## Start

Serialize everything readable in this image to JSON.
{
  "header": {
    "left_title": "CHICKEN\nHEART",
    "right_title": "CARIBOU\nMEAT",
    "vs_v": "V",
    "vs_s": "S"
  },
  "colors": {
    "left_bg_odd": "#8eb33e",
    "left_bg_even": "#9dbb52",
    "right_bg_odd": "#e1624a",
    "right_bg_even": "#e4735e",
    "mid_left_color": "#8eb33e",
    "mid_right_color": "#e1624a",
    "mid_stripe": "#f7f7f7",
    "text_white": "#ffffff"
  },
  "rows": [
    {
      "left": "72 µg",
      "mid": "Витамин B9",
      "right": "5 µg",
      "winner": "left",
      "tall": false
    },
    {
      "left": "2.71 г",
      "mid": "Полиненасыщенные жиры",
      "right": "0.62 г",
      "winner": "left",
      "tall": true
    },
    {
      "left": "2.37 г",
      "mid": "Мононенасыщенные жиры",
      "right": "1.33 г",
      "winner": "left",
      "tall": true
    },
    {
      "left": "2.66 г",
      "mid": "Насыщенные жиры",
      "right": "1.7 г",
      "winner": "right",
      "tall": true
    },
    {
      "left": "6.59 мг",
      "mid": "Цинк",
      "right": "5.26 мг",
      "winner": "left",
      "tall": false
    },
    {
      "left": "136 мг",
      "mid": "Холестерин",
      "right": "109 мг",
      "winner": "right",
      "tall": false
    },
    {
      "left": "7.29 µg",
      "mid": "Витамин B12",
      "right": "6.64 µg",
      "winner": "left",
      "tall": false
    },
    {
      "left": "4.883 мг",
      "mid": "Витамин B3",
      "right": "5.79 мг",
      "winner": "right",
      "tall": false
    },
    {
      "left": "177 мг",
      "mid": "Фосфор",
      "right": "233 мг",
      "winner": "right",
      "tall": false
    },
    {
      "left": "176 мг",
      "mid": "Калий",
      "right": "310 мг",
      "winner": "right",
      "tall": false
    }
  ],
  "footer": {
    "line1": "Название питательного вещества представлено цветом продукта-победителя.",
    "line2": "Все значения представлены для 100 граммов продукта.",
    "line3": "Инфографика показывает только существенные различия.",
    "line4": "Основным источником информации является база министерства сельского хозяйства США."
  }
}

## End

WHAT NEEDS TO BE DONE –
Transcribe all of the entries without altering anything.

RESPONSE –
Serialize everything readable in this image to JSON.
{
  "header": {
    "left_title": "CHICKEN\nHEART",
    "right_title": "CARIBOU\nMEAT",
    "vs_v": "V",
    "vs_s": "S"
  },
  "colors": {
    "left_bg_odd": "#8eb33e",
    "left_bg_even": "#9dbb52",
    "right_bg_odd": "#e1624a",
    "right_bg_even": "#e4735e",
    "mid_left_color": "#8eb33e",
    "mid_right_color": "#e1624a",
    "mid_stripe": "#f7f7f7",
    "text_white": "#ffffff"
  },
  "rows": [
    {
      "left": "72 µg",
      "mid": "Витамин B9",
      "right": "5 µg",
      "winner": "left",
      "tall": false
    },
    {
      "left": "2.71 г",
      "mid": "Полиненасыщенные жиры",
      "right": "0.62 г",
      "winner": "left",
      "tall": true
    },
    {
      "left": "2.37 г",
      "mid": "Мононенасыщенные жиры",
      "right": "1.33 г",
      "winner": "left",
      "tall": true
    },
    {
      "left": "2.66 г",
      "mid": "Насыщенные жиры",
      "right": "1.7 г",
      "winner": "right",
      "tall": true
    },
    {
      "left": "6.59 мг",
      "mid": "Цинк",
      "right": "5.26 мг",
      "winner": "left",
      "tall": false
    },
    {
      "left": "136 мг",
      "mid": "Холестерин",
      "right": "109 мг",
      "winner": "right",
      "tall": false
    },
    {
      "left": "7.29 µg",
      "mid": "Витамин B12",
      "right": "6.64 µg",
      "winner": "left",
      "tall": false
    },
    {
      "left": "4.883 мг",
      "mid": "Витамин B3",
      "right": "5.79 мг",
      "winner": "right",
      "tall": false
    },
    {
      "left": "177 мг",
      "mid": "Фосфор",
      "right": "233 мг",
      "winner": "right",
      "tall": false
    },
    {
      "left": "176 мг",
      "mid": "Калий",
      "right": "310 мг",
      "winner": "right",
      "tall": false
    }
  ],
  "footer": {
    "line1": "Название питательного вещества представлено цветом продукта-победителя.",
    "line2": "Все значения представлены для 100 граммов продукта.",
    "line3": "Инфографика показывает только существенные различия.",
    "line4": "Основным источником информации является база министерства сельского хозяйства США."
  }
}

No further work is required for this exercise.